## [AIM]
Skip all pictures; return exactly the lines from the one containing "Give me the" through the end of the data.

## [DATA ROWS]
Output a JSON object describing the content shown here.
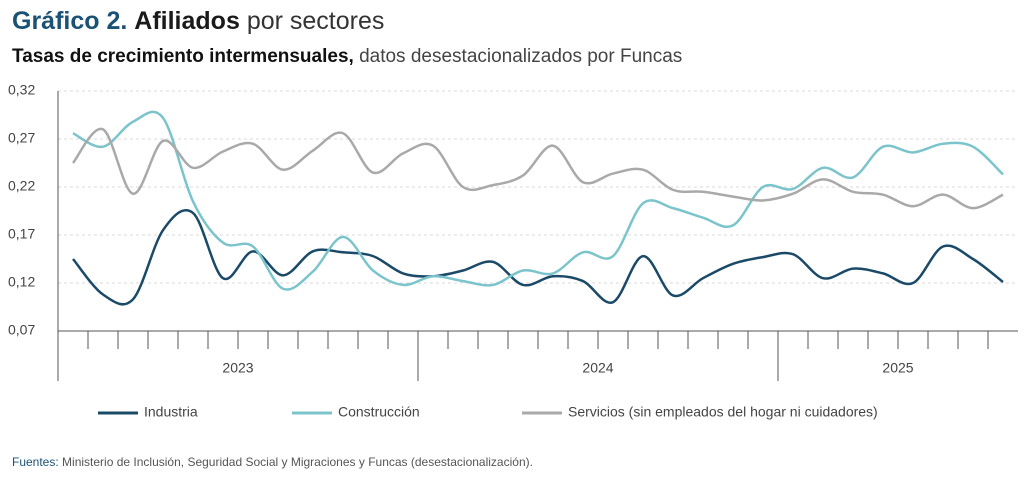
{
  "chart_data": {
    "type": "line",
    "title": [
      "Gráfico 2.",
      "Afiliados",
      "por sectores"
    ],
    "subtitle": [
      "Tasas de crecimiento intermensuales,",
      "datos desestacionalizados por Funcas"
    ],
    "source": [
      "Fuentes:",
      "Ministerio de Inclusión, Seguridad Social y Migraciones y Funcas (desestacionalización)."
    ],
    "categories": [
      null,
      null,
      null,
      null,
      null,
      null,
      null,
      null,
      null,
      null,
      null,
      null,
      null,
      null,
      null,
      null,
      null,
      null,
      null,
      null,
      null,
      null,
      null,
      null,
      null,
      null,
      null,
      null,
      null,
      null,
      null,
      null
    ],
    "x_groups": [
      {
        "label": "2023",
        "count": 12
      },
      {
        "label": "2024",
        "count": 12
      },
      {
        "label": "2025",
        "count": 8
      }
    ],
    "ylim": [
      0.07,
      0.32
    ],
    "yticks": [
      {
        "value": 0.07,
        "label": "0,07"
      },
      {
        "value": 0.12,
        "label": "0,12"
      },
      {
        "value": 0.17,
        "label": "0,17"
      },
      {
        "value": 0.22,
        "label": "0,22"
      },
      {
        "value": 0.27,
        "label": "0,27"
      },
      {
        "value": 0.32,
        "label": "0,32"
      }
    ],
    "grid": true,
    "series": [
      {
        "name": "Industria",
        "color": "#1a4a68",
        "values": [
          0.145,
          0.108,
          0.103,
          0.175,
          0.193,
          0.125,
          0.153,
          0.128,
          0.153,
          0.152,
          0.148,
          0.13,
          0.127,
          0.133,
          0.142,
          0.118,
          0.127,
          0.122,
          0.1,
          0.148,
          0.107,
          0.125,
          0.14,
          0.147,
          0.15,
          0.125,
          0.135,
          0.13,
          0.12,
          0.158,
          0.145,
          0.121
        ]
      },
      {
        "name": "Construcción",
        "color": "#7cc4cc",
        "values": [
          0.276,
          0.262,
          0.288,
          0.292,
          0.205,
          0.162,
          0.158,
          0.114,
          0.132,
          0.168,
          0.133,
          0.118,
          0.127,
          0.122,
          0.118,
          0.133,
          0.13,
          0.152,
          0.148,
          0.203,
          0.198,
          0.188,
          0.18,
          0.22,
          0.218,
          0.24,
          0.23,
          0.262,
          0.256,
          0.265,
          0.262,
          0.233
        ]
      },
      {
        "name": "Servicios (sin empleados del hogar ni cuidadores)",
        "color": "#a9a9a9",
        "values": [
          0.245,
          0.28,
          0.213,
          0.268,
          0.24,
          0.257,
          0.265,
          0.238,
          0.258,
          0.276,
          0.235,
          0.255,
          0.263,
          0.22,
          0.222,
          0.232,
          0.263,
          0.225,
          0.234,
          0.238,
          0.217,
          0.215,
          0.21,
          0.206,
          0.213,
          0.228,
          0.215,
          0.212,
          0.2,
          0.212,
          0.198,
          0.212
        ]
      }
    ]
  }
}
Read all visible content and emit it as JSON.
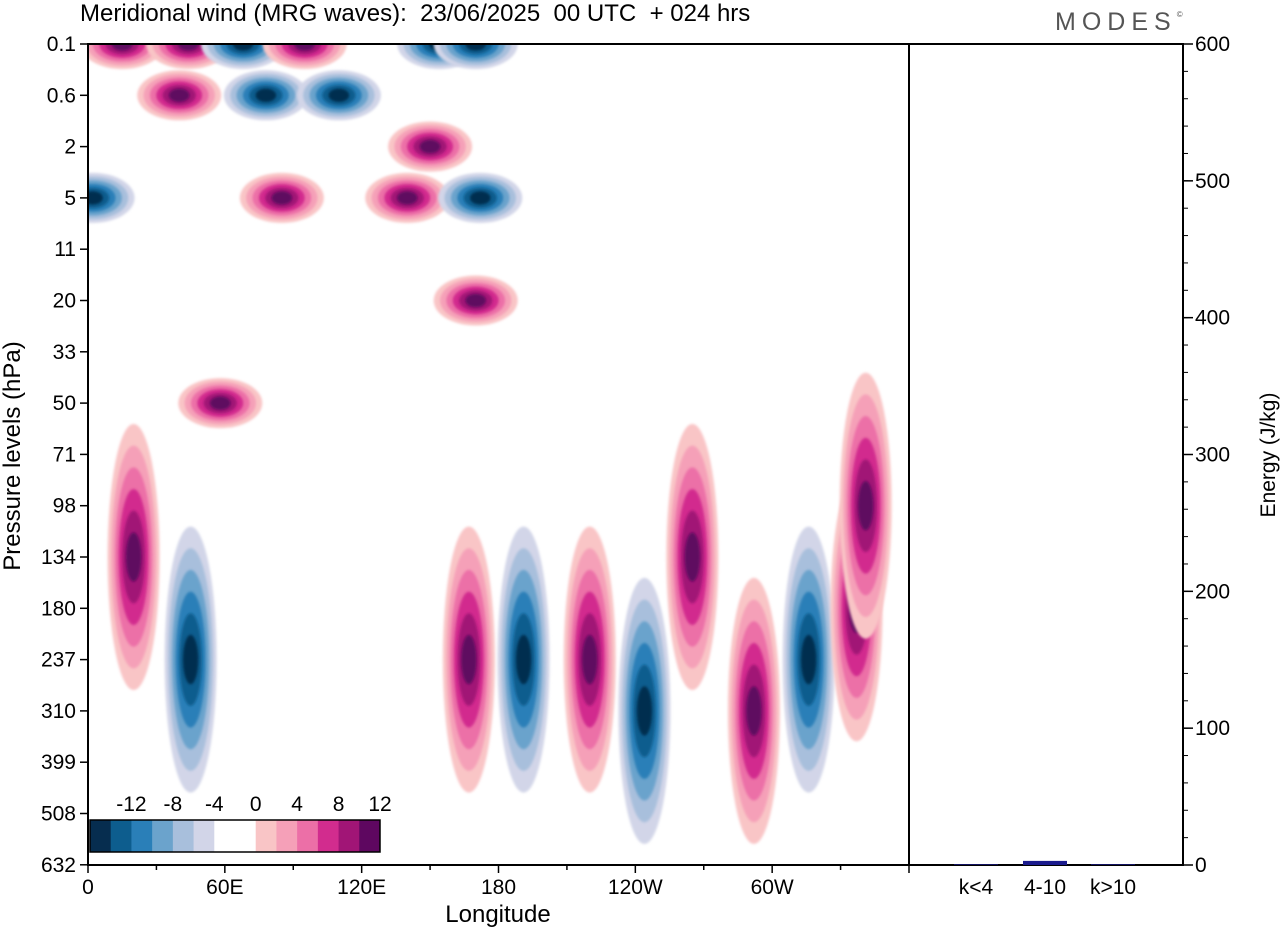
{
  "header": {
    "title": "Meridional wind (MRG waves):  23/06/2025  00 UTC  + 024 hrs",
    "brand": "MODES",
    "brand_mark": "©"
  },
  "chart_data": [
    {
      "type": "heatmap",
      "title": "Meridional wind (MRG waves):  23/06/2025  00 UTC  + 024 hrs",
      "xlabel": "Longitude",
      "ylabel": "Pressure levels (hPa)",
      "x_ticks": [
        "0",
        "60E",
        "120E",
        "180",
        "120W",
        "60W"
      ],
      "y_ticks": [
        "0.1",
        "0.6",
        "2",
        "5",
        "11",
        "20",
        "33",
        "50",
        "71",
        "98",
        "134",
        "180",
        "237",
        "310",
        "399",
        "508",
        "632"
      ],
      "colorbar": {
        "labels": [
          "-12",
          "-8",
          "-4",
          "0",
          "4",
          "8",
          "12"
        ],
        "colors": [
          "#062d4f",
          "#0d5d8e",
          "#2a7fb8",
          "#6ba3cc",
          "#a8bfdc",
          "#d2d5e8",
          "#ffffff",
          "#ffffff",
          "#f9c5c6",
          "#f5a0b8",
          "#ec6fa7",
          "#d22c8e",
          "#a11576",
          "#5e0760"
        ]
      },
      "features": [
        {
          "lon": 15,
          "p": "0.1",
          "sign": "positive"
        },
        {
          "lon": 44,
          "p": "0.1",
          "sign": "positive"
        },
        {
          "lon": 40,
          "p": "0.6",
          "sign": "positive"
        },
        {
          "lon": 2,
          "p": "5",
          "sign": "negative"
        },
        {
          "lon": 68,
          "p": "0.1",
          "sign": "negative"
        },
        {
          "lon": 78,
          "p": "0.6",
          "sign": "negative"
        },
        {
          "lon": 95,
          "p": "0.1",
          "sign": "positive"
        },
        {
          "lon": 85,
          "p": "5",
          "sign": "positive"
        },
        {
          "lon": 110,
          "p": "0.6",
          "sign": "negative"
        },
        {
          "lon": 140,
          "p": "5",
          "sign": "positive"
        },
        {
          "lon": 150,
          "p": "2",
          "sign": "positive"
        },
        {
          "lon": 154,
          "p": "0.1",
          "sign": "negative"
        },
        {
          "lon": 170,
          "p": "0.1",
          "sign": "negative"
        },
        {
          "lon": 172,
          "p": "5",
          "sign": "negative"
        },
        {
          "lon": 170,
          "p": "20",
          "sign": "positive"
        },
        {
          "lon": 58,
          "p": "50",
          "sign": "positive"
        },
        {
          "lon": 20,
          "p": "134",
          "sign": "positive"
        },
        {
          "lon": 45,
          "p": "237",
          "sign": "negative"
        },
        {
          "lon": 167,
          "p": "237",
          "sign": "positive"
        },
        {
          "lon": 191,
          "p": "237",
          "sign": "negative"
        },
        {
          "lon": 220,
          "p": "237",
          "sign": "positive"
        },
        {
          "lon": 244,
          "p": "310",
          "sign": "negative"
        },
        {
          "lon": 265,
          "p": "134",
          "sign": "positive"
        },
        {
          "lon": 292,
          "p": "310",
          "sign": "positive"
        },
        {
          "lon": 316,
          "p": "237",
          "sign": "negative"
        },
        {
          "lon": 337,
          "p": "180",
          "sign": "positive"
        },
        {
          "lon": 341,
          "p": "98",
          "sign": "positive"
        }
      ]
    },
    {
      "type": "bar",
      "categories": [
        "k<4",
        "4-10",
        "k>10"
      ],
      "values": [
        0.5,
        3,
        0.5
      ],
      "ylabel": "Energy (J/kg)",
      "ylim": [
        0,
        600
      ],
      "y_ticks": [
        "0",
        "100",
        "200",
        "300",
        "400",
        "500",
        "600"
      ],
      "bar_color": "#1a1a8c"
    }
  ]
}
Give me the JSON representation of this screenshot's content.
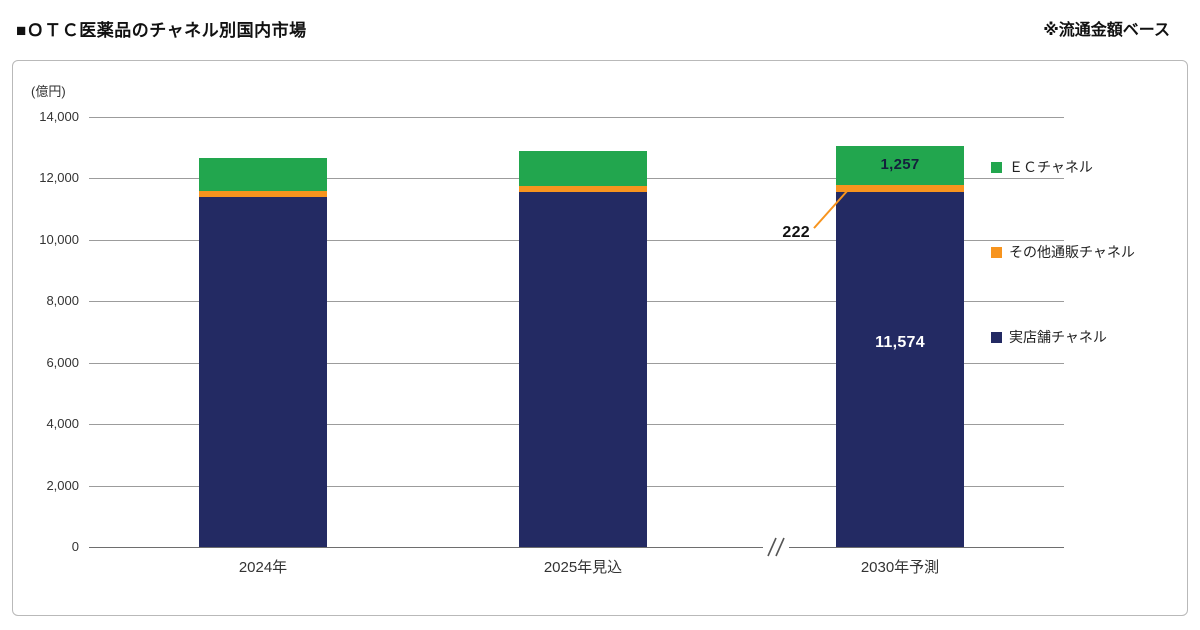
{
  "chart_data": {
    "type": "bar",
    "stacked": true,
    "title": "■ＯＴＣ医薬品のチャネル別国内市場",
    "note": "※流通金額ベース",
    "unit_label": "(億円)",
    "categories": [
      "2024年",
      "2025年見込",
      "2030年予測"
    ],
    "series": [
      {
        "name": "実店舗チャネル",
        "color": "#232a63",
        "values": [
          11400,
          11550,
          11574
        ]
      },
      {
        "name": "その他通販チャネル",
        "color": "#f7941e",
        "values": [
          200,
          200,
          222
        ]
      },
      {
        "name": "ＥＣチャネル",
        "color": "#22a64e",
        "values": [
          1050,
          1150,
          1257
        ]
      }
    ],
    "data_labels": {
      "category_index": 2,
      "values": {
        "実店舗チャネル": "11,574",
        "その他通販チャネル": "222",
        "ＥＣチャネル": "1,257"
      }
    },
    "ylim": [
      0,
      14000
    ],
    "ytick_step": 2000,
    "grid": true,
    "axis_break_between": [
      "2025年見込",
      "2030年予測"
    ],
    "legend_position": "right",
    "legend_order": [
      "ＥＣチャネル",
      "その他通販チャネル",
      "実店舗チャネル"
    ]
  }
}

## [FINISHED ANSWER]
Give me the JSON representation of this screenshot's content.
{
  "chart_data": {
    "type": "bar",
    "stacked": true,
    "title": "■ＯＴＣ医薬品のチャネル別国内市場",
    "note": "※流通金額ベース",
    "unit_label": "(億円)",
    "categories": [
      "2024年",
      "2025年見込",
      "2030年予測"
    ],
    "series": [
      {
        "name": "実店舗チャネル",
        "color": "#232a63",
        "values": [
          11400,
          11550,
          11574
        ]
      },
      {
        "name": "その他通販チャネル",
        "color": "#f7941e",
        "values": [
          200,
          200,
          222
        ]
      },
      {
        "name": "ＥＣチャネル",
        "color": "#22a64e",
        "values": [
          1050,
          1150,
          1257
        ]
      }
    ],
    "data_labels": {
      "category_index": 2,
      "values": {
        "実店舗チャネル": "11,574",
        "その他通販チャネル": "222",
        "ＥＣチャネル": "1,257"
      }
    },
    "ylim": [
      0,
      14000
    ],
    "ytick_step": 2000,
    "grid": true,
    "axis_break_between": [
      "2025年見込",
      "2030年予測"
    ],
    "legend_position": "right",
    "legend_order": [
      "ＥＣチャネル",
      "その他通販チャネル",
      "実店舗チャネル"
    ]
  }
}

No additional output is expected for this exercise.